Exercise goal: Find each line with the word "จำนวนเง" and copy it.

Provided data:

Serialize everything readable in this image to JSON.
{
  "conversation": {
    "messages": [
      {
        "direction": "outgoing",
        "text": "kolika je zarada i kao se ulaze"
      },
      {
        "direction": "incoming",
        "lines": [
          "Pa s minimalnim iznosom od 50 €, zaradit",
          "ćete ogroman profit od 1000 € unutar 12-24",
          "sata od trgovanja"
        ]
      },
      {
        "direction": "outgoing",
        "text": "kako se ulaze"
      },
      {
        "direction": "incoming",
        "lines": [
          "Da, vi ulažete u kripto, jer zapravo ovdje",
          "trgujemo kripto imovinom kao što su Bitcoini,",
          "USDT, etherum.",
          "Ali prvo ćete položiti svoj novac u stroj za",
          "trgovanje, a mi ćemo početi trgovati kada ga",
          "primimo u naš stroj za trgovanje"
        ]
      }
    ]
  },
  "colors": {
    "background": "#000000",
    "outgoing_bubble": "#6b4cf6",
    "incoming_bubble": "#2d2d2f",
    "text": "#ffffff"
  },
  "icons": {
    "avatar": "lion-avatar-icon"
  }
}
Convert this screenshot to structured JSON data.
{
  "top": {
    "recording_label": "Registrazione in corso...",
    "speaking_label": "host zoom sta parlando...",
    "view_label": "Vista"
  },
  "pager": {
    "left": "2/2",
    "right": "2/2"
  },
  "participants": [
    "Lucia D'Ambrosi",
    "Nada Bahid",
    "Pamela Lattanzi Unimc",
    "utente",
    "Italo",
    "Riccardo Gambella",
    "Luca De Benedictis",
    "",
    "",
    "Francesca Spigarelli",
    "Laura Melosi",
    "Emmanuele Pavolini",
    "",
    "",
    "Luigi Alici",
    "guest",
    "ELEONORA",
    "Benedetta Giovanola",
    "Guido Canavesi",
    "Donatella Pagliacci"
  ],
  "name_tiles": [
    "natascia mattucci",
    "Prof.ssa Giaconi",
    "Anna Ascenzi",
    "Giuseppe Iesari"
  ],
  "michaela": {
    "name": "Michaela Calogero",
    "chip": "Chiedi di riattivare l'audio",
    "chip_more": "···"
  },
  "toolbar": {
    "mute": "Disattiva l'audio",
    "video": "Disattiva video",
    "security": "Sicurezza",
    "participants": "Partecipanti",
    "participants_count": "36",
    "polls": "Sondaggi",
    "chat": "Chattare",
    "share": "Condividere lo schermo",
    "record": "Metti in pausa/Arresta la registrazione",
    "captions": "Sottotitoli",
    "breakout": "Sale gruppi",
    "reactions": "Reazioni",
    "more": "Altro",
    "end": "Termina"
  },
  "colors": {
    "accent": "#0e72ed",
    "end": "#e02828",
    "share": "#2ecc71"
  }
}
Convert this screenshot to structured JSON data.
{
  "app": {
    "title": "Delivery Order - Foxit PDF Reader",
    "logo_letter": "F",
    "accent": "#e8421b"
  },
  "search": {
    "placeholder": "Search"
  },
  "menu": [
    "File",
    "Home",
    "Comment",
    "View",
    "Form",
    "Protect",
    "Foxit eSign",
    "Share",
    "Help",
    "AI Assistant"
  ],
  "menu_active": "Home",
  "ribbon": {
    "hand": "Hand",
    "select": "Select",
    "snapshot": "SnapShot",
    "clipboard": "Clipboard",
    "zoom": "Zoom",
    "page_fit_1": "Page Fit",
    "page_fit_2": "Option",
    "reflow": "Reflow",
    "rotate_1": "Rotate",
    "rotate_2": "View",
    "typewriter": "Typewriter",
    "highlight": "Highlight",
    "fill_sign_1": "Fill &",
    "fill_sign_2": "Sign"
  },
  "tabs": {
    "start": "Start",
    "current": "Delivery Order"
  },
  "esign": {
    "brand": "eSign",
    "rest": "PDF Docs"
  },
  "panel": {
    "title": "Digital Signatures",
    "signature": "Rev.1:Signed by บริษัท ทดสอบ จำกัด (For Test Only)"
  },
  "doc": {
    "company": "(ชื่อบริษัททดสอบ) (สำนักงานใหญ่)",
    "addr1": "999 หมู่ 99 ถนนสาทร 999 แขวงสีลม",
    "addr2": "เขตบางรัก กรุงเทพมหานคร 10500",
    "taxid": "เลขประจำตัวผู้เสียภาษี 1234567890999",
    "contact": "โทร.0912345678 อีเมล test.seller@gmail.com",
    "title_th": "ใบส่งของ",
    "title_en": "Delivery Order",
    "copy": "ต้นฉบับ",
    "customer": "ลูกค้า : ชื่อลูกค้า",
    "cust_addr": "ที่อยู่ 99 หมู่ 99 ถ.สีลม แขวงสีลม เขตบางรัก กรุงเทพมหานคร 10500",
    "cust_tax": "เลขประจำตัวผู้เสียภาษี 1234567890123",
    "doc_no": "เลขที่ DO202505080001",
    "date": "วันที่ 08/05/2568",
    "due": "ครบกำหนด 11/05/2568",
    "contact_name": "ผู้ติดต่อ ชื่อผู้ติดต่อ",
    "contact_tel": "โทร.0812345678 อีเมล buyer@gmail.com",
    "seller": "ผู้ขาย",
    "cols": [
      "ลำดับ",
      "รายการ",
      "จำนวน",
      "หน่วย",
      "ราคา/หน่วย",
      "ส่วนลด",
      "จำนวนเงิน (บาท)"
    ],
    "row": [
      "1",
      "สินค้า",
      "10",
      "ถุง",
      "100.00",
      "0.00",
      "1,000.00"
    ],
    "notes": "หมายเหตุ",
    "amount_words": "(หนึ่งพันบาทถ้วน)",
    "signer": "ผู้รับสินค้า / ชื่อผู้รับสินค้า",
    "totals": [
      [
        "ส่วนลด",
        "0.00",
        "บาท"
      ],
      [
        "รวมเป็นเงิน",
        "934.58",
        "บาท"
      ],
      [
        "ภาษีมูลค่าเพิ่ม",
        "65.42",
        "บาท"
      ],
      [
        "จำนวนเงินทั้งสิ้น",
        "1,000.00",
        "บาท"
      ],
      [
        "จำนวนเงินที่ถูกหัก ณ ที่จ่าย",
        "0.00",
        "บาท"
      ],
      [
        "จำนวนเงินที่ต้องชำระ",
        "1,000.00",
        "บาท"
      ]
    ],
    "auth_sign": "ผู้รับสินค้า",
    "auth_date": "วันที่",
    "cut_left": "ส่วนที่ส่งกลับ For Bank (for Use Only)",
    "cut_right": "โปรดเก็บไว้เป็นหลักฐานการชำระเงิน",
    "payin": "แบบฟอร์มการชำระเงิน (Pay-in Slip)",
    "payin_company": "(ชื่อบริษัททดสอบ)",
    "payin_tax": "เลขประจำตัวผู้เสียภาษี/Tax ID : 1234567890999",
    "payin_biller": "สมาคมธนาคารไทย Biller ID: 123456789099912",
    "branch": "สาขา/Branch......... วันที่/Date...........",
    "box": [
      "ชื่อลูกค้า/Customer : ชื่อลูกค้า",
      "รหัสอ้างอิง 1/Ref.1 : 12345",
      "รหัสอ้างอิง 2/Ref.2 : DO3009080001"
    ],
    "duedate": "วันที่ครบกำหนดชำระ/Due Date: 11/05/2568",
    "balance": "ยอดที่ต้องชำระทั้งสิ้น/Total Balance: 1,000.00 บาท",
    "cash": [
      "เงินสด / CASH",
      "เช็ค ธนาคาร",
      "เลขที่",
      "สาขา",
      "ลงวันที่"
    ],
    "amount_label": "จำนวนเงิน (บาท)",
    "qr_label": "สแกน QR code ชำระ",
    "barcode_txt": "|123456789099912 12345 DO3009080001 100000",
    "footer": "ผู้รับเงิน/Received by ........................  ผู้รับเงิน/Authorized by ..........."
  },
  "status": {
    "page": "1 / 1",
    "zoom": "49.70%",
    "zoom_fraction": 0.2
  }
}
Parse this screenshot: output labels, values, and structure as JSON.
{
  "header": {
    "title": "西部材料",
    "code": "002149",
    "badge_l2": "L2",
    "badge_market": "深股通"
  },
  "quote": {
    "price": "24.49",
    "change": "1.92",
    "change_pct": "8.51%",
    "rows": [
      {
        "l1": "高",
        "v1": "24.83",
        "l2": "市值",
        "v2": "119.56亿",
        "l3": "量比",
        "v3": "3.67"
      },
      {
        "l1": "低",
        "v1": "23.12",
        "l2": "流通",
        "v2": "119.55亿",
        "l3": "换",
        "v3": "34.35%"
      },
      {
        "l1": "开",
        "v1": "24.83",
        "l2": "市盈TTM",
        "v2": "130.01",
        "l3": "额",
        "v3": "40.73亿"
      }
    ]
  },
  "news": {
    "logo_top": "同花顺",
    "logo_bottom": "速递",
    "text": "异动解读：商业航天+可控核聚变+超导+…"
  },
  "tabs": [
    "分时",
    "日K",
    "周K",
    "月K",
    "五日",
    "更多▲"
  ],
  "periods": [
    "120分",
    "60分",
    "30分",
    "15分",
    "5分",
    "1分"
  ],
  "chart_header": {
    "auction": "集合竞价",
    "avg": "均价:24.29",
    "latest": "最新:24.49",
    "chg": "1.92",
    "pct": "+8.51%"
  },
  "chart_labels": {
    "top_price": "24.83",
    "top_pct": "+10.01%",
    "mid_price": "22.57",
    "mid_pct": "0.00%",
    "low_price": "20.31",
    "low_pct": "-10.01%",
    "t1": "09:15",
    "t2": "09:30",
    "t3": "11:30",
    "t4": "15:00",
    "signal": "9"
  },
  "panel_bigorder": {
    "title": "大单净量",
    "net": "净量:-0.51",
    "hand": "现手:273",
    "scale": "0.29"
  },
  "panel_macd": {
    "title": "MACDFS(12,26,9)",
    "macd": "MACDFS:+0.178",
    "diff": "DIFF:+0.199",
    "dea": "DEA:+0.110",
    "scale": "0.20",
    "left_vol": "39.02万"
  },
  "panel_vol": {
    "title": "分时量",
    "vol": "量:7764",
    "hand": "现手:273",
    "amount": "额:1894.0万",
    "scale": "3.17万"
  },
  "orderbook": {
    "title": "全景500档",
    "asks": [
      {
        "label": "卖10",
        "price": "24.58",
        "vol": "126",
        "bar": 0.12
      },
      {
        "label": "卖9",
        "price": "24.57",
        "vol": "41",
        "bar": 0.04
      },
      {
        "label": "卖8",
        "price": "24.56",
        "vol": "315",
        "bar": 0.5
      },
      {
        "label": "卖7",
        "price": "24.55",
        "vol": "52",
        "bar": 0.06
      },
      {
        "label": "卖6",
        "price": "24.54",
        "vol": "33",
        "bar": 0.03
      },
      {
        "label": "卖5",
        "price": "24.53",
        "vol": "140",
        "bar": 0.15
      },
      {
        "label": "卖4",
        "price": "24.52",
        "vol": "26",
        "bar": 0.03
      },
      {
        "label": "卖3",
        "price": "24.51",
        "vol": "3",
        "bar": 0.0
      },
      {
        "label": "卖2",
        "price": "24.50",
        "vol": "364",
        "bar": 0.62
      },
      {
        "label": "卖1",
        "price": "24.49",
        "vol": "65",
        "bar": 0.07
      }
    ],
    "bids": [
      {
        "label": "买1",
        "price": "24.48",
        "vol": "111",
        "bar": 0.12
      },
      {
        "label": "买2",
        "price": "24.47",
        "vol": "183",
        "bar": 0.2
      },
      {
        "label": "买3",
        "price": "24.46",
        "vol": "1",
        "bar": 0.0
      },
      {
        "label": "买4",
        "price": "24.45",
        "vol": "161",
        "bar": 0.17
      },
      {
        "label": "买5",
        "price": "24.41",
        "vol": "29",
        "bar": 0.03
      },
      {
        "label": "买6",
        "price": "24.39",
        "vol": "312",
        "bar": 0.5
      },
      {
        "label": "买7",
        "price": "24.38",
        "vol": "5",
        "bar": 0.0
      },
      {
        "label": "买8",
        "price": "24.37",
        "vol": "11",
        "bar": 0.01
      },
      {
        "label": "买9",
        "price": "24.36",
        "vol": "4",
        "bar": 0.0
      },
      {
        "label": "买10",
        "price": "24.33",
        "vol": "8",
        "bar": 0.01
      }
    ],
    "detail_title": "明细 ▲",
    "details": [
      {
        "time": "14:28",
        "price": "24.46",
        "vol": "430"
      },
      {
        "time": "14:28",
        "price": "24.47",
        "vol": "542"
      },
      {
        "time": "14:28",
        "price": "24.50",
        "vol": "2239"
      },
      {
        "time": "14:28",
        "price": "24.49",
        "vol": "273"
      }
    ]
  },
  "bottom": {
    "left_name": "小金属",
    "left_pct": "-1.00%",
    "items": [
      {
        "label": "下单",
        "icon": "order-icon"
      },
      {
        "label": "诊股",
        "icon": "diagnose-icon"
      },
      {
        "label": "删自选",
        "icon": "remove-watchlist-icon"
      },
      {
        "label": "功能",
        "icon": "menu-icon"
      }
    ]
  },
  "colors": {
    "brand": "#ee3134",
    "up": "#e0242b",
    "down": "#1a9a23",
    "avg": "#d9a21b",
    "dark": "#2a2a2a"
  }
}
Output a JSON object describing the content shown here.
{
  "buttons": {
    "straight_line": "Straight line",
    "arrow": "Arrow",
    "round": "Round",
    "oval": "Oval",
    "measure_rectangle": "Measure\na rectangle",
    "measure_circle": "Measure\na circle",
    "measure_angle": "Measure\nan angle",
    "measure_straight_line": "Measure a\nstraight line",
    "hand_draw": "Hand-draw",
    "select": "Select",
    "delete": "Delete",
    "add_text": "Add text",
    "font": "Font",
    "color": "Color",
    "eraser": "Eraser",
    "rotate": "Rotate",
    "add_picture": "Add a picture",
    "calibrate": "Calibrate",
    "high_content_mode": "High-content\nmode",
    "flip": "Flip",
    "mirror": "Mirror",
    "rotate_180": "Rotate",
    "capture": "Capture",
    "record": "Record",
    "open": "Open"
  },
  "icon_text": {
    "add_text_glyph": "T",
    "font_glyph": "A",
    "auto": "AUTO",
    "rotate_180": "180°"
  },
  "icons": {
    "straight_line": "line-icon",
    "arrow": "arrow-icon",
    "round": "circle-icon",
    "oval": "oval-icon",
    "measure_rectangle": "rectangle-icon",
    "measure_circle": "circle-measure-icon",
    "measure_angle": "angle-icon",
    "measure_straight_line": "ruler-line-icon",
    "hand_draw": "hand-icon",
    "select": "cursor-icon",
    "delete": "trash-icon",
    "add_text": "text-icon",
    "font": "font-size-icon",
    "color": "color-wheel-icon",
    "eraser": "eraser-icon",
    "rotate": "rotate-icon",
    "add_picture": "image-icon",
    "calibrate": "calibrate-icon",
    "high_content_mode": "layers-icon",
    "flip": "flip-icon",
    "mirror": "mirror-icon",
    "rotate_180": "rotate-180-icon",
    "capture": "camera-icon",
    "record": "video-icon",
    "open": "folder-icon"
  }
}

Answer:
      "จำนวนเงิน (บาท)"
        "จำนวนเงินทั้งสิ้น",
        "จำนวนเงินที่ถูกหัก ณ ที่จ่าย",
        "จำนวนเงินที่ต้องชำระ",
    "amount_label": "จำนวนเงิน (บาท)",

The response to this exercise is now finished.